◆ AUFGABENSTELLUNG
Prüfen Sie, ob die folgenden Aussagen mit dem Textauszug zur Seeschlacht von Hanko übereinstimmen, und antworten Sie jeweils mit Ja oder Nein samt den entscheidenden Worten des Textauszugs im genauen Wortlaut: (a) Die Seeschlacht von Hanko fand im Juli 1714 statt. (b) Ostermann riet dem Zaren zu weiteren Kriegsunternehmen. (c) Nach Ostermanns Worten besaß der schwedische König Nachkommen.

◆ VORLIEGENDER TEXTAUSZUG
********

Nach der Seeschlacht von Hanko (27. Juli 1714) - dem ersten bedeutenden Sieg in der Geschichte der zaristischen Marine schaltete sich Heinrich Ostermann in die Auslegung der Kriegsführungsstrategie ein. Er warnte den Zar vor weiteren blutvergießenden Unternehmen, indem er prophezeite: „Der schwedische König ist offensichtlich geistig gestört und er strebt nur nach Militärabenteuer. Er führt sein Land dem Ruin entgegen und das Volk will den Frieden. Der schwedische König, seinem Wagemut nach zu urteilen, kann bald getötet werden. Er ist kinderlos und die Adelsfamilien, die den schwedischen Thron beanspruchen können, werden mit Eurer Majestät den Frieden suchen und Livland preisgeben.“34)

********

◆ EINTRÄGE
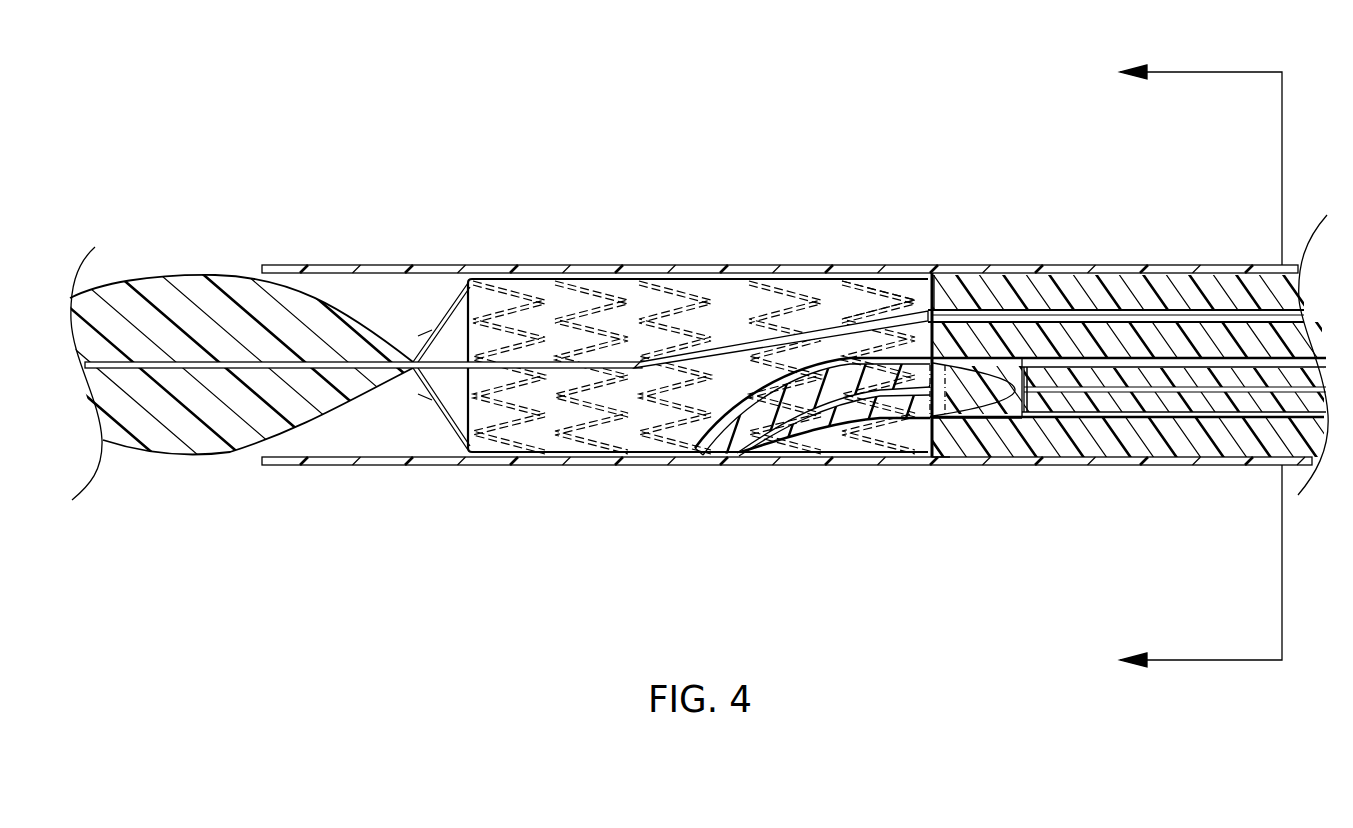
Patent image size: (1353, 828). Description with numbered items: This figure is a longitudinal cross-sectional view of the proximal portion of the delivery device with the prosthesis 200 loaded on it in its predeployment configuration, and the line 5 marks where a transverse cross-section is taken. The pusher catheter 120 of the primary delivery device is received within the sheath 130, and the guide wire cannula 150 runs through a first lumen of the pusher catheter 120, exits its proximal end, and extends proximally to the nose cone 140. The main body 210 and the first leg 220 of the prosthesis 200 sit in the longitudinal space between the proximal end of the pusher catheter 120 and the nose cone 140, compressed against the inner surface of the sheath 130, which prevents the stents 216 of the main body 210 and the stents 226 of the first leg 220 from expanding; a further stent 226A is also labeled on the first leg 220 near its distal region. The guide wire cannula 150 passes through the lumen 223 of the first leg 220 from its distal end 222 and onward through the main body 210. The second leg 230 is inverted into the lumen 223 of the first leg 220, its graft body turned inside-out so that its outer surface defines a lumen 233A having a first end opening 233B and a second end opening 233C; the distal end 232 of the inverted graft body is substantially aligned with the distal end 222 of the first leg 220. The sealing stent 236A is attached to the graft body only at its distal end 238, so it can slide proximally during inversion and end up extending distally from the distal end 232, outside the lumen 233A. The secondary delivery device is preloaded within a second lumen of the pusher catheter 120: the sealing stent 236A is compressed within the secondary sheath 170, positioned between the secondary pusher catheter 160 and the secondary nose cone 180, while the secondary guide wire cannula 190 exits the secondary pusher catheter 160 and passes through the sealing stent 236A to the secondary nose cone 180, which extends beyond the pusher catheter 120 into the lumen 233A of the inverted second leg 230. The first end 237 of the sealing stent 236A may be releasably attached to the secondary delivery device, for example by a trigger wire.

The pusher catheter 120 is at (1167, 290).
The sheath 130 is at (365, 265).
The nose cone 140 is at (160, 290).
The guide wire cannula 150 is at (686, 355).
The secondary pusher catheter 160 is at (1197, 403).
The secondary sheath 170 is at (1023, 410).
The secondary nose cone 180 is at (774, 430).
The secondary guide wire cannula 190 is at (998, 420).
The prosthesis 200 is at (592, 280).
The main body 210 is at (587, 450).
The stents 216 is at (620, 295).
The first leg 220 is at (858, 302).
The distal end 222 is at (936, 300).
The lumen 223 is at (870, 290).
The stents 226 is at (759, 290).
The proximal stent apex 226A is at (888, 285).
The second leg 230 is at (890, 430).
The distal end 232 is at (958, 365).
The lumen 233A is at (745, 440).
The first end opening 233B is at (905, 425).
The second end opening 233C is at (692, 440).
The sealing stent 236A is at (1053, 413).
The first end 237 is at (1010, 350).
The distal end 238 is at (932, 462).
The line 5- 5 is at (1186, 367).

********

◆ ANTWORT ZUR AUFGABE
(a) Ja: „Nach der Seeschlacht von Hanko (27. Juli 1714)“
(b) Nein: „Er warnte den Zar vor weiteren blutvergießenden Unternehmen“
(c) Nein: „Er ist kinderlos“